**EXERCISE DESCRIPTION:** Take every line from the listing below that contains "pyplot".

**MATERIAL FOR THIS EXERCISE:**
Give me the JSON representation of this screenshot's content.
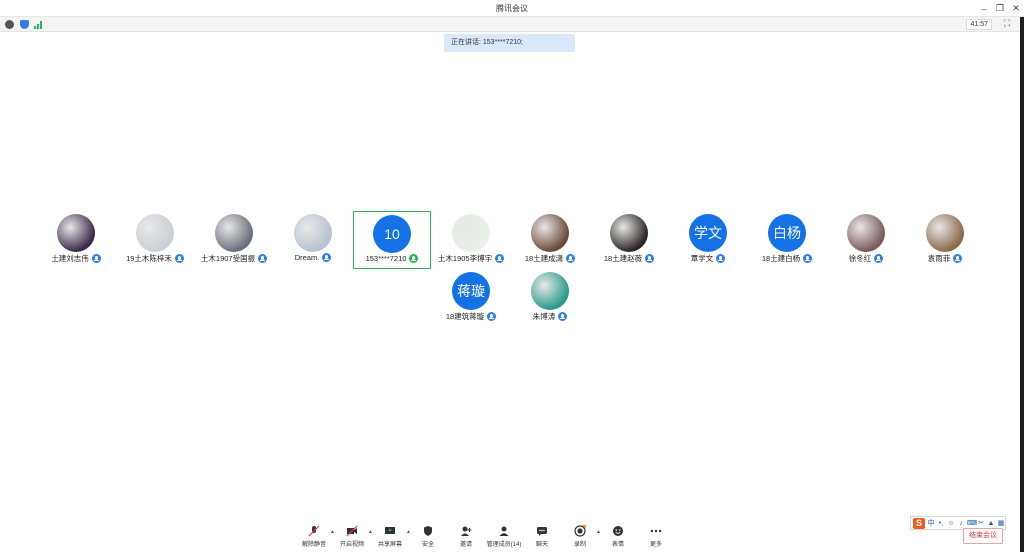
{
  "window": {
    "title": "腾讯会议",
    "timer": "41:57"
  },
  "speaking_banner": "正在讲话: 153****7210;",
  "participants": [
    {
      "name": "土建刘志伟",
      "avatar": "photo",
      "avatar_color": "#3b2a4a"
    },
    {
      "name": "19土木陈梓禾",
      "avatar": "photo",
      "avatar_color": "#c9cfd6"
    },
    {
      "name": "土木1907受国振",
      "avatar": "photo",
      "avatar_color": "#6a6f7a"
    },
    {
      "name": "Dream.",
      "avatar": "photo",
      "avatar_color": "#b7c3cf"
    },
    {
      "name": "153****7210",
      "avatar": "text",
      "avatar_text": "10"
    },
    {
      "name": "土木1905李博宇",
      "avatar": "photo",
      "avatar_color": "#e8f2e6"
    },
    {
      "name": "18土建成潇",
      "avatar": "photo",
      "avatar_color": "#6b4a3a"
    },
    {
      "name": "18土建赵薇",
      "avatar": "photo",
      "avatar_color": "#2b2624"
    },
    {
      "name": "覃学文",
      "avatar": "text",
      "avatar_text": "学文"
    },
    {
      "name": "18土建白杨",
      "avatar": "text",
      "avatar_text": "白杨"
    },
    {
      "name": "徐冬红",
      "avatar": "photo",
      "avatar_color": "#7a5a5c"
    },
    {
      "name": "袁雨菲",
      "avatar": "photo",
      "avatar_color": "#8a6a4a"
    },
    {
      "name": "18建筑蒋璇",
      "avatar": "text",
      "avatar_text": "蒋璇"
    },
    {
      "name": "朱博涛",
      "avatar": "photo",
      "avatar_color": "#2a9a8a"
    }
  ],
  "toolbar": {
    "unmute": "解除静音",
    "start_video": "开启视频",
    "share_screen": "共享屏幕",
    "security": "安全",
    "invite": "邀请",
    "members": "管理成员(14)",
    "chat": "聊天",
    "record": "录制",
    "reactions": "表情",
    "more": "更多"
  },
  "end_meeting": "结束会议",
  "ime": {
    "mode": "中"
  },
  "colors": {
    "accent": "#1472e6",
    "active_border": "#2bb05c",
    "banner": "#d9e9fb"
  }
}
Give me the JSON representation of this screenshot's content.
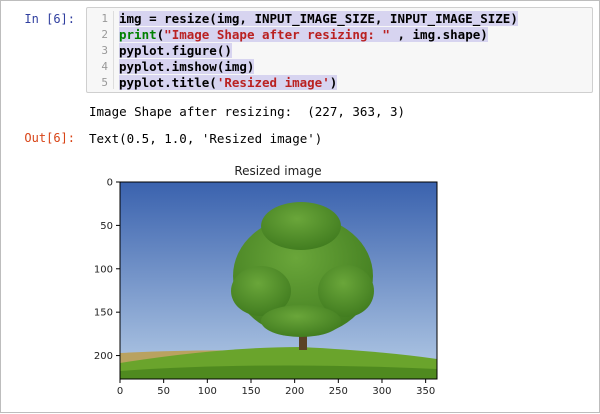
{
  "cell": {
    "in_prompt": "In [6]:",
    "out_prompt": "Out[6]:",
    "line_numbers": [
      "1",
      "2",
      "3",
      "4",
      "5"
    ],
    "code": {
      "l1": "img = resize(img, INPUT_IMAGE_SIZE, INPUT_IMAGE_SIZE)",
      "l2_func": "print",
      "l2_open": "(",
      "l2_str": "\"Image Shape after resizing: \"",
      "l2_rest": " , img.shape)",
      "l3": "pyplot.figure()",
      "l4": "pyplot.imshow(img)",
      "l5_a": "pyplot.title(",
      "l5_str": "'Resized image'",
      "l5_b": ")"
    },
    "stdout": "Image Shape after resizing:  (227, 363, 3)",
    "output_repr": "Text(0.5, 1.0, 'Resized image')"
  },
  "plot": {
    "title": "Resized image",
    "xticks": [
      "0",
      "50",
      "100",
      "150",
      "200",
      "250",
      "300",
      "350"
    ],
    "yticks": [
      "0",
      "50",
      "100",
      "150",
      "200"
    ],
    "colors": {
      "sky_top": "#3a62ae",
      "sky_bottom": "#b4cbe6",
      "grass": "#6aa42c",
      "grass_dark": "#4f8a1f",
      "field_brown": "#b9a260",
      "foliage": "#3f7a1e",
      "foliage_light": "#6aa63a",
      "trunk": "#5b4226"
    }
  }
}
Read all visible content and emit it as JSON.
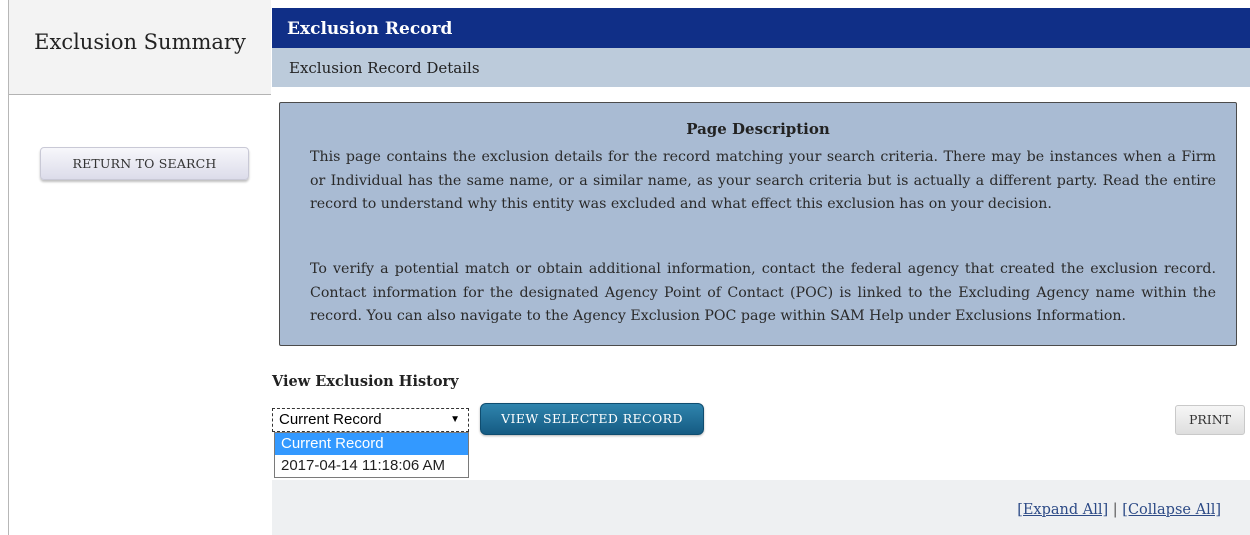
{
  "sidebar": {
    "title": "Exclusion Summary",
    "return_button": "RETURN TO SEARCH"
  },
  "header": {
    "title": "Exclusion Record",
    "subtitle": "Exclusion Record Details"
  },
  "description": {
    "title": "Page Description",
    "paragraph1": "This page contains the exclusion details for the record matching your search criteria. There may be instances when a Firm or Individual has the same name, or a similar name, as your search criteria but is actually a different party. Read the entire record to understand why this entity was excluded and what effect this exclusion has on your decision.",
    "paragraph2": "To verify a potential match or obtain additional information, contact the federal agency that created the exclusion record. Contact information for the designated Agency Point of Contact (POC) is linked to the Excluding Agency name within the record. You can also navigate to the Agency Exclusion POC page within SAM Help under Exclusions Information."
  },
  "history": {
    "label": "View Exclusion History",
    "selected_value": "Current Record",
    "options": [
      "Current Record",
      "2017-04-14 11:18:06 AM"
    ],
    "view_button": "VIEW SELECTED RECORD"
  },
  "toolbar": {
    "print_button": "PRINT",
    "expand_all": "[Expand All]",
    "separator": "|",
    "collapse_all": "[Collapse All]"
  },
  "colors": {
    "header_blue": "#102f87",
    "subheader": "#bccbdb",
    "panel": "#a9bbd3",
    "view_button": "#1f6f97",
    "dropdown_highlight": "#3399ff"
  },
  "icons": {
    "select_arrow": "dropdown-arrow-icon"
  }
}
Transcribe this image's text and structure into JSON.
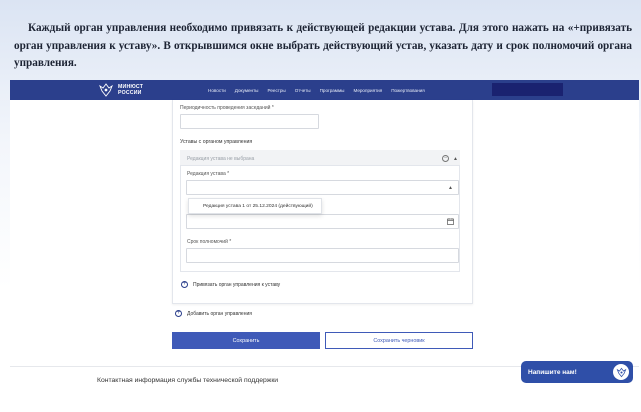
{
  "instruction": {
    "text": "Каждый орган управления необходимо привязать к действующей редакции устава. Для этого нажать на «+привязать орган управления к уставу». В открывшимся окне выбрать действующий устав, указать дату и срок полномочий органа управления."
  },
  "header": {
    "logo_line1": "МИНЮСТ",
    "logo_line2": "РОССИИ",
    "nav": [
      "Новости",
      "Документы",
      "Реестры",
      "Отчеты",
      "Программы",
      "Мероприятия",
      "Пожертвования"
    ],
    "colors": {
      "nav_bg": "#2b3f8c",
      "user_block": "#1a2270"
    }
  },
  "form": {
    "meeting_frequency_label": "Периодичность проведения заседаний *",
    "meeting_frequency_value": "",
    "charters_section_title": "Уставы с органом управления",
    "charter_panel_placeholder": "Редакция устава не выбрана",
    "charter_edition_label": "Редакция устава *",
    "charter_edition_value": "",
    "charter_option": "Редакция устава 1 от 25.12.2024 (действующий)",
    "date_value": "",
    "term_label": "Срок полномочий *",
    "term_value": "",
    "link_charter_text": "Привязать орган управления к уставу",
    "add_body_text": "Добавить орган управления"
  },
  "actions": {
    "save_label": "Сохранить",
    "save_draft_label": "Сохранить черновик",
    "primary_color": "#3f5ab8"
  },
  "footer": {
    "support_text": "Контактная информация службы технической поддержки"
  },
  "chat": {
    "label": "Напишите нам!",
    "color": "#2f4fa8"
  },
  "icons": [
    "eagle-logo-icon",
    "minus-circle-icon",
    "caret-up-icon",
    "calendar-icon",
    "plus-circle-icon",
    "chat-avatar-icon"
  ]
}
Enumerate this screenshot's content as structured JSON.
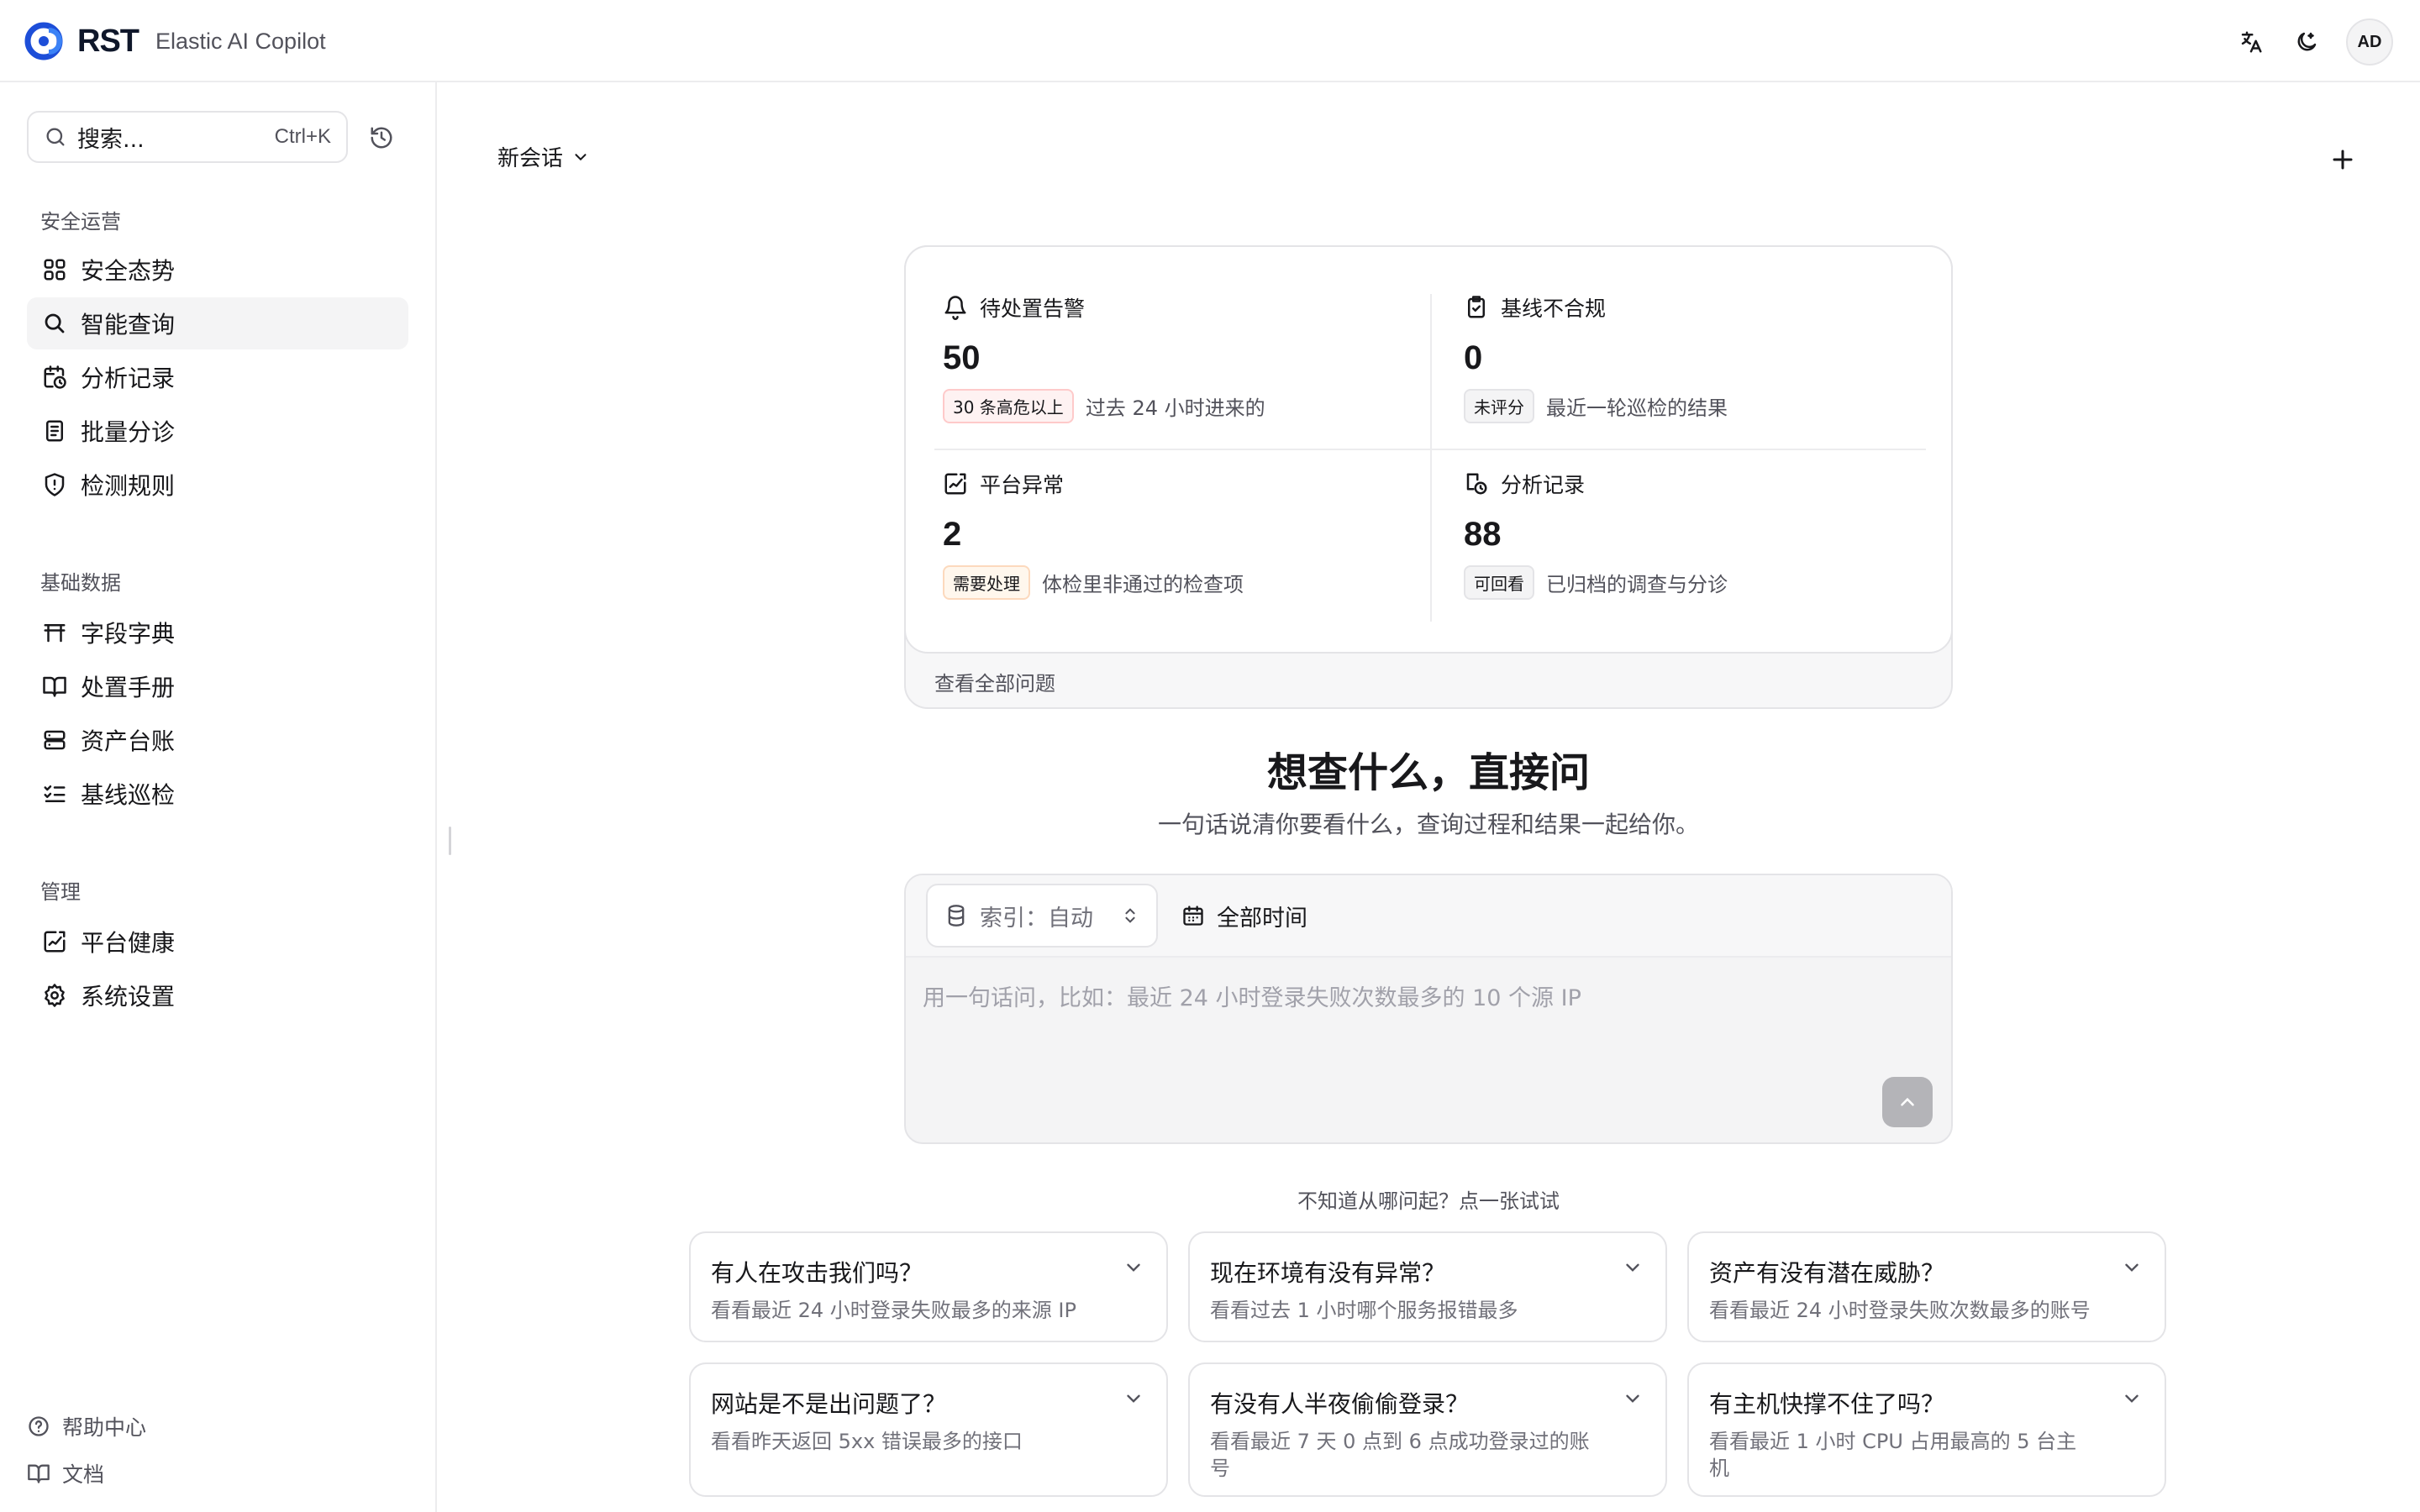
{
  "app": {
    "brand": "RST",
    "subtitle": "Elastic AI Copilot",
    "avatar_initials": "AD"
  },
  "sidebar": {
    "search_placeholder": "搜索...",
    "search_shortcut": "Ctrl+K",
    "sections": [
      {
        "label": "安全运营",
        "items": [
          {
            "label": "安全态势",
            "icon": "grid-icon"
          },
          {
            "label": "智能查询",
            "icon": "search-icon",
            "active": true
          },
          {
            "label": "分析记录",
            "icon": "calendar-clock-icon"
          },
          {
            "label": "批量分诊",
            "icon": "clipboard-list-icon"
          },
          {
            "label": "检测规则",
            "icon": "shield-alert-icon"
          }
        ]
      },
      {
        "label": "基础数据",
        "items": [
          {
            "label": "字段字典",
            "icon": "table-icon"
          },
          {
            "label": "处置手册",
            "icon": "book-open-icon"
          },
          {
            "label": "资产台账",
            "icon": "server-icon"
          },
          {
            "label": "基线巡检",
            "icon": "list-checks-icon"
          }
        ]
      },
      {
        "label": "管理",
        "items": [
          {
            "label": "平台健康",
            "icon": "activity-square-icon"
          },
          {
            "label": "系统设置",
            "icon": "gear-icon"
          }
        ]
      }
    ],
    "footer": [
      {
        "label": "帮助中心",
        "icon": "help-circle-icon"
      },
      {
        "label": "文档",
        "icon": "book-icon"
      }
    ]
  },
  "main": {
    "session_label": "新会话",
    "overview": {
      "stats": [
        {
          "title": "待处置告警",
          "value": "50",
          "badge": "30 条高危以上",
          "badge_tone": "red",
          "desc": "过去 24 小时进来的",
          "icon": "bell-icon"
        },
        {
          "title": "基线不合规",
          "value": "0",
          "badge": "未评分",
          "badge_tone": "gray",
          "desc": "最近一轮巡检的结果",
          "icon": "clipboard-check-icon"
        },
        {
          "title": "平台异常",
          "value": "2",
          "badge": "需要处理",
          "badge_tone": "amber",
          "desc": "体检里非通过的检查项",
          "icon": "activity-square-icon"
        },
        {
          "title": "分析记录",
          "value": "88",
          "badge": "可回看",
          "badge_tone": "gray",
          "desc": "已归档的调查与分诊",
          "icon": "history-list-icon"
        }
      ],
      "view_all": "查看全部问题"
    },
    "hero": {
      "title": "想查什么，直接问",
      "subtitle": "一句话说清你要看什么，查询过程和结果一起给你。"
    },
    "composer": {
      "index_label": "索引：自动",
      "time_label": "全部时间",
      "placeholder": "用一句话问，比如：最近 24 小时登录失败次数最多的 10 个源 IP"
    },
    "prompt_hint": "不知道从哪问起？点一张试试",
    "prompt_cards": [
      {
        "title": "有人在攻击我们吗？",
        "desc": "看看最近 24 小时登录失败最多的来源 IP"
      },
      {
        "title": "现在环境有没有异常？",
        "desc": "看看过去 1 小时哪个服务报错最多"
      },
      {
        "title": "资产有没有潜在威胁？",
        "desc": "看看最近 24 小时登录失败次数最多的账号"
      },
      {
        "title": "网站是不是出问题了？",
        "desc": "看看昨天返回 5xx 错误最多的接口"
      },
      {
        "title": "有没有人半夜偷偷登录？",
        "desc": "看看最近 7 天 0 点到 6 点成功登录过的账号"
      },
      {
        "title": "有主机快撑不住了吗？",
        "desc": "看看最近 1 小时 CPU 占用最高的 5 台主机"
      }
    ]
  }
}
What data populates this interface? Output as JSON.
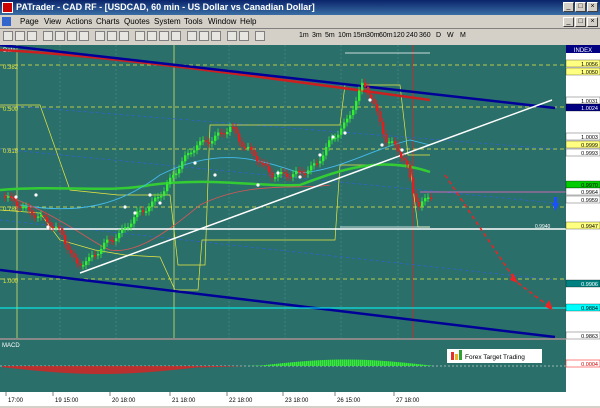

**IN RESPONSE:**
      "l3": "pyplot.figure()",
      "l4": "pyplot.imshow(img)",
      "l5_a": "pyplot.title(",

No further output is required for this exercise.